═════ LISTED RECORDS ═════

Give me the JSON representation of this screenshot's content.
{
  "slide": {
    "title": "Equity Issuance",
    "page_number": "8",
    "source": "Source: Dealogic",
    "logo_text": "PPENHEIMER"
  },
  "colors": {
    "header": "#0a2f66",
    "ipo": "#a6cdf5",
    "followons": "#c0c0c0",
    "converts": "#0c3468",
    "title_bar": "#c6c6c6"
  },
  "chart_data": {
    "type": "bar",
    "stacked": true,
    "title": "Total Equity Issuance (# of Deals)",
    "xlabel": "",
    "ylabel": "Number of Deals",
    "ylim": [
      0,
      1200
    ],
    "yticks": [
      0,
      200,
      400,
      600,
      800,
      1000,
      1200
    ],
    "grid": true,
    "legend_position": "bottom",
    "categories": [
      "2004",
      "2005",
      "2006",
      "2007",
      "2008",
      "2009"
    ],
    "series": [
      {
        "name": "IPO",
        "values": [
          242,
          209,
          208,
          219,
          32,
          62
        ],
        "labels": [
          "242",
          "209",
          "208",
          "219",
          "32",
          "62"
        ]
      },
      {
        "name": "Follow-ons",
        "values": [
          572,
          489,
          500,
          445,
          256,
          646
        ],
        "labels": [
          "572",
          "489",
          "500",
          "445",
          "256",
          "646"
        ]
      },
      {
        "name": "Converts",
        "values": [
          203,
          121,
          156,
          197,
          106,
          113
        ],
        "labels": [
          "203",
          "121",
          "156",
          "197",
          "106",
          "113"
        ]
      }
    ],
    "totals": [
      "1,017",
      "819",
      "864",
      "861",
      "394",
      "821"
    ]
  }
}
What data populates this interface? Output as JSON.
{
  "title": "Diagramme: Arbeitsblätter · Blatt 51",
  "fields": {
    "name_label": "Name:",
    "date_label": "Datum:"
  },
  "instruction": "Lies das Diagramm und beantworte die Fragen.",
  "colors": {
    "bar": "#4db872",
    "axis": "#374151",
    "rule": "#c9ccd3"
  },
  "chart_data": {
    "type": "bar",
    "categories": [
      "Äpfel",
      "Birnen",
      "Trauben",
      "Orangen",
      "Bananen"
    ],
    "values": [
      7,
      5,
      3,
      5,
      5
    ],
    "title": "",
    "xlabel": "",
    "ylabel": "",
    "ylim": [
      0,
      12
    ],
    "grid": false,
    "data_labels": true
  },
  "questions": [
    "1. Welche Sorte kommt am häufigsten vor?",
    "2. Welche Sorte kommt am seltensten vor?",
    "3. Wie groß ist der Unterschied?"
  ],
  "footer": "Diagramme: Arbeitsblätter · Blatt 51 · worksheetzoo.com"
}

═════

DO THIS: In the records above, find the lines containing "Welche" and copy them.

THE ANSWER:
    "1. Welche Sorte kommt am häufigsten vor?",
    "2. Welche Sorte kommt am seltensten vor?",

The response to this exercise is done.